■ EXTRACTED MATERIAL ■
— START —

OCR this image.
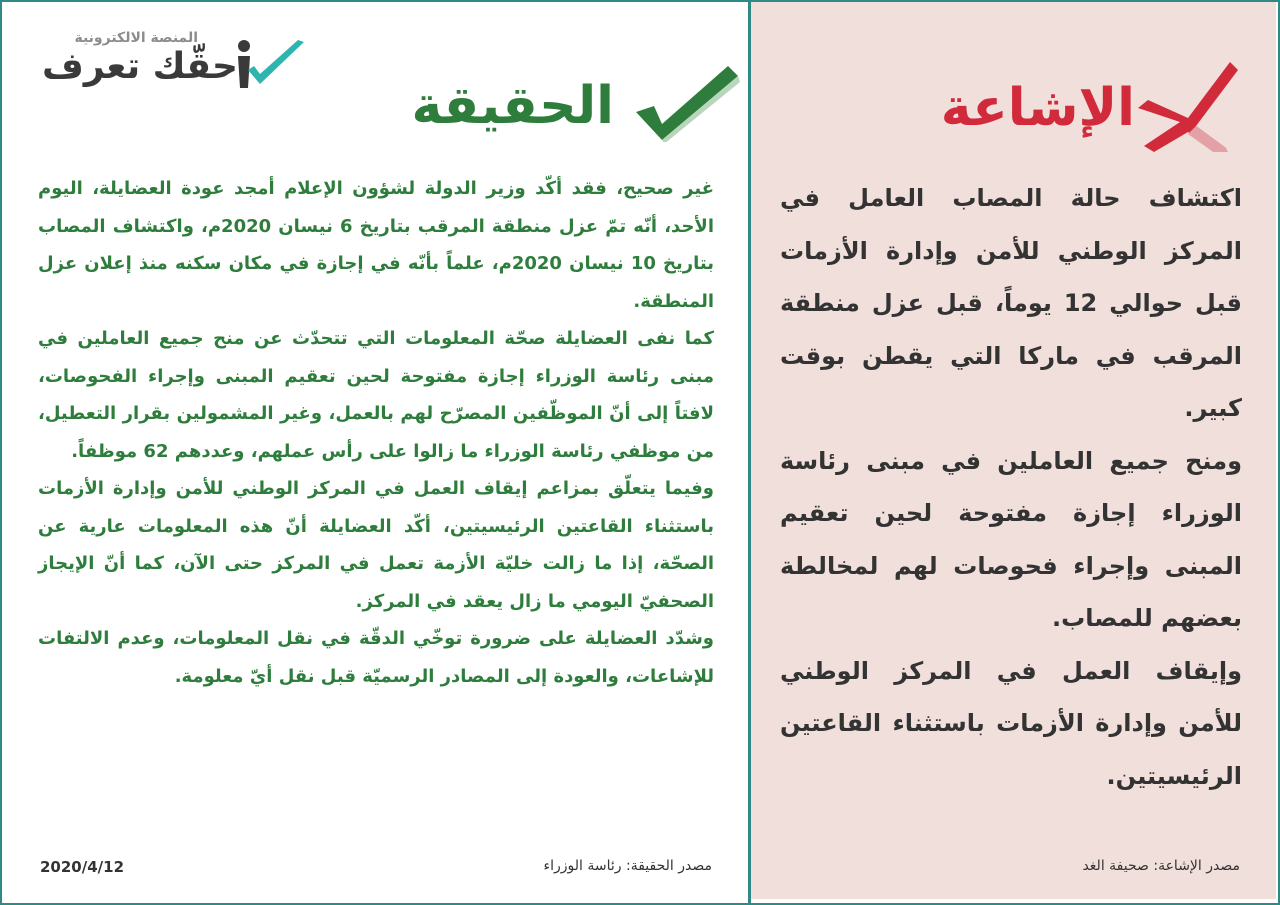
المنصة الالكترونية
حقّك تعرف
الحقيقة	الإشاعة

غير صحيح، فقد أكّد وزير الدولة لشؤون الإعلام أمجد عودة العضايلة، اليوم الأحد، أنّه تمّ عزل منطقة المرقب بتاريخ 6 نيسان 2020م، واكتشاف المصاب بتاريخ 10 نيسان 2020م، علماً بأنّه في إجازة في مكان سكنه منذ إعلان عزل المنطقة.

كما نفى العضايلة صحّة المعلومات التي تتحدّث عن منح جميع العاملين في مبنى رئاسة الوزراء إجازة مفتوحة لحين تعقيم المبنى وإجراء الفحوصات، لافتاً إلى أنّ الموظّفين المصرّح لهم بالعمل، وغير المشمولين بقرار التعطيل، من موظفي رئاسة الوزراء ما زالوا على رأس عملهم، وعددهم 62 موظفاً.

وفيما يتعلّق بمزاعم إيقاف العمل في المركز الوطني للأمن وإدارة الأزمات باستثناء القاعتين الرئيسيتين، أكّد العضايلة أنّ هذه المعلومات عارية عن الصحّة، إذا ما زالت خليّة الأزمة تعمل في المركز حتى الآن، كما أنّ الإيجاز الصحفيّ اليومي ما زال يعقد في المركز.

وشدّد العضايلة على ضرورة توخّي الدقّة في نقل المعلومات، وعدم الالتفات للإشاعات، والعودة إلى المصادر الرسميّة قبل نقل أيّ معلومة.

اكتشاف حالة المصاب العامل في المركز الوطني للأمن وإدارة الأزمات قبل حوالي 12 يوماً، قبل عزل منطقة المرقب في ماركا التي يقطن بوقت كبير.

ومنح جميع العاملين في مبنى رئاسة الوزراء إجازة مفتوحة لحين تعقيم المبنى وإجراء فحوصات لهم لمخالطة بعضهم للمصاب.

وإيقاف العمل في المركز الوطني للأمن وإدارة الأزمات باستثناء القاعتين الرئيسيتين.

مصدر الحقيقة: رئاسة الوزراء
2020/4/12	مصدر الإشاعة: صحيفة الغد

— END —

■ EXERCISE DETAILS ■
How many of the lines above include the word "باستثناء"? Respond with the number alone.

■ ANSWER FOR THE TASK ■
2